---- AVAILABLE RECORDS

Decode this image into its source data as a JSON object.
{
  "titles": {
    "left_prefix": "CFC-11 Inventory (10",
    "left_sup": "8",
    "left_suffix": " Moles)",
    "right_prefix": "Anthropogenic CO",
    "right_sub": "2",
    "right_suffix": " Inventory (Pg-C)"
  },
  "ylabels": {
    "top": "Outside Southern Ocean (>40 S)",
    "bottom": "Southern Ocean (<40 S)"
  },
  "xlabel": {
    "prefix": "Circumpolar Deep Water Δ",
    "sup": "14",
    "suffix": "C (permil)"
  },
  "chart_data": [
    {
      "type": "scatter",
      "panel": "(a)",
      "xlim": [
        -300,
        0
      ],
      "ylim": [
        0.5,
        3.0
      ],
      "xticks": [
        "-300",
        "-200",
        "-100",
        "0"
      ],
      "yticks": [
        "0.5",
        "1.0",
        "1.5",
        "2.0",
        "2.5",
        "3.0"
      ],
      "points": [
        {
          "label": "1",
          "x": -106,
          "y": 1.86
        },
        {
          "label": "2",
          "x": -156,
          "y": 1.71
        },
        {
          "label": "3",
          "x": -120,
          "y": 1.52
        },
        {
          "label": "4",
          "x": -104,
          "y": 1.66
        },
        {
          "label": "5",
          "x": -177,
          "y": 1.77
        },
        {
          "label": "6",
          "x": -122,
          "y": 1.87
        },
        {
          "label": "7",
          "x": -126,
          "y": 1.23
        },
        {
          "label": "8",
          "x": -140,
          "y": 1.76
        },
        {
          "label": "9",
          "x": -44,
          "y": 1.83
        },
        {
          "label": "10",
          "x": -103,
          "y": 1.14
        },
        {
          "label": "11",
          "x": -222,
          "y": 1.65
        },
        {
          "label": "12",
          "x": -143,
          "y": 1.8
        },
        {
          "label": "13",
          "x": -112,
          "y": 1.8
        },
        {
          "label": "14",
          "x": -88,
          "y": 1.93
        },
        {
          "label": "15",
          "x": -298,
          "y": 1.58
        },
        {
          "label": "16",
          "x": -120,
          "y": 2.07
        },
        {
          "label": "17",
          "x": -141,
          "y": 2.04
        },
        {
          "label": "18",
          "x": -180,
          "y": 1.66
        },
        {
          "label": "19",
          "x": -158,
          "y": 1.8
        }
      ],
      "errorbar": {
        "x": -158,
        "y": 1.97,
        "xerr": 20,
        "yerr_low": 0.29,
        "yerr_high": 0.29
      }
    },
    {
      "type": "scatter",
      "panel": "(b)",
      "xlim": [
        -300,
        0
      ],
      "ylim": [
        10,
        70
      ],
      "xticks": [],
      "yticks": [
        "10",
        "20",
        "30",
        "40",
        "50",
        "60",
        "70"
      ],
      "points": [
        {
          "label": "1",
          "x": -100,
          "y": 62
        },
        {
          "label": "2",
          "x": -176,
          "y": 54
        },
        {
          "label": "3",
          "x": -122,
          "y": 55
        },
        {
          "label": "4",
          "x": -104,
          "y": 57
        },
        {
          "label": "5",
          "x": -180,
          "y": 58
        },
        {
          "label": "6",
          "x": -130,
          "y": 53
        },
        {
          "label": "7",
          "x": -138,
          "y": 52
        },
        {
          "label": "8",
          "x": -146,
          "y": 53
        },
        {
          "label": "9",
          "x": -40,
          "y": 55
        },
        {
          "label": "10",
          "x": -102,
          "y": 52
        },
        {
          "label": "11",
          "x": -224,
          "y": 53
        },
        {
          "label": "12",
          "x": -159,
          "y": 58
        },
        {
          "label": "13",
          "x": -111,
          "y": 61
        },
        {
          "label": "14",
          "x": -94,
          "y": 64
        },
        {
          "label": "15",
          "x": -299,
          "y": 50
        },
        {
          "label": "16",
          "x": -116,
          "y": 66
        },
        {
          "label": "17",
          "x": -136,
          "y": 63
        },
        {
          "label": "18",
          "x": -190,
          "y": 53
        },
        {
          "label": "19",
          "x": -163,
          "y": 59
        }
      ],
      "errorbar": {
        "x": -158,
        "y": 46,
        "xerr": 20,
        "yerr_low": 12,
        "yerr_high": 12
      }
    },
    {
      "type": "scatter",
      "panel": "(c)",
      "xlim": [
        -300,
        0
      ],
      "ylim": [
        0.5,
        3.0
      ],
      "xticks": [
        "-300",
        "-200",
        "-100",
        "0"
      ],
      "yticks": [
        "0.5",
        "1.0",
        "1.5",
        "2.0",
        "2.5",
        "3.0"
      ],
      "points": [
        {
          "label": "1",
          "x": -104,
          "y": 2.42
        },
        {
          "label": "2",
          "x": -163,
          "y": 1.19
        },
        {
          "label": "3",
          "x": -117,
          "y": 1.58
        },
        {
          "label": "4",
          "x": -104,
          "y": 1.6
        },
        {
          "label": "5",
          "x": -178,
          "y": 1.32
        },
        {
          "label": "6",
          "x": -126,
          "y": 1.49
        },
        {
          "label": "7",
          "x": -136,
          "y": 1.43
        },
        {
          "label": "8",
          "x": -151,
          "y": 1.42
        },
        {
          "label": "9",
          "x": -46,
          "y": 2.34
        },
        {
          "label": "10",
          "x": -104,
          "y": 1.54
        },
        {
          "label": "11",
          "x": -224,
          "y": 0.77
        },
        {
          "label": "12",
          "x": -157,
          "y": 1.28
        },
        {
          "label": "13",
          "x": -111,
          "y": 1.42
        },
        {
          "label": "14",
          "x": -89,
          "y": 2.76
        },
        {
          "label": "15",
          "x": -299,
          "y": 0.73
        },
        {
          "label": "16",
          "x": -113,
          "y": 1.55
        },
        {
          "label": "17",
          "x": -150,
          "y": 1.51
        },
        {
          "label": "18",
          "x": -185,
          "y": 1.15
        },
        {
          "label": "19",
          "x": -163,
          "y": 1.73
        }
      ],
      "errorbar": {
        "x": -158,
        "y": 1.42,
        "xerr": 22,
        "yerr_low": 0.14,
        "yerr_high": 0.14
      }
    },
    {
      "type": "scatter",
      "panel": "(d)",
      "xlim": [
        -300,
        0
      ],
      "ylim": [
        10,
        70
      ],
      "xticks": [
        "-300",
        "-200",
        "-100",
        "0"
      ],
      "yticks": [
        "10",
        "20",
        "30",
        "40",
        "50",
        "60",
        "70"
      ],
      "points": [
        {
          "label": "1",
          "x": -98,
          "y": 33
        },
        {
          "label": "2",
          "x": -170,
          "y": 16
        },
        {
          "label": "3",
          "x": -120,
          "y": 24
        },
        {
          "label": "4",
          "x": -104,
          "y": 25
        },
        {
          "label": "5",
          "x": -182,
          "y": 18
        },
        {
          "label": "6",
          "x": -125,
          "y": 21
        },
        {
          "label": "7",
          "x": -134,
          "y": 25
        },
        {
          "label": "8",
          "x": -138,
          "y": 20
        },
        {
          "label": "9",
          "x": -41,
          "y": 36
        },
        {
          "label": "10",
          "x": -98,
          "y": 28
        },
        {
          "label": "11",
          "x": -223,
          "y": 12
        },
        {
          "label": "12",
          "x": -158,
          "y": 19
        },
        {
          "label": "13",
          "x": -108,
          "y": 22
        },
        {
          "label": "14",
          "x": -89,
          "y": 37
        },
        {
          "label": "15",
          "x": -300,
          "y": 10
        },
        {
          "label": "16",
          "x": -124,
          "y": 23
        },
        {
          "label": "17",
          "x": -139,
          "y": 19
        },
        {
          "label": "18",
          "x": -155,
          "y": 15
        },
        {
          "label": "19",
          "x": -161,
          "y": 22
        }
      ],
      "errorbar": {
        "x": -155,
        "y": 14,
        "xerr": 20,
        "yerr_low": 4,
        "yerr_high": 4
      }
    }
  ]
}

--------

■ **GIVEN REQUEST**
Copy each line that holds the word "Inventory".

■ **RESPONSE FOR THIS EXERCISE**
    "left_prefix": "CFC-11 Inventory (10",
    "right_suffix": " Inventory (Pg-C)"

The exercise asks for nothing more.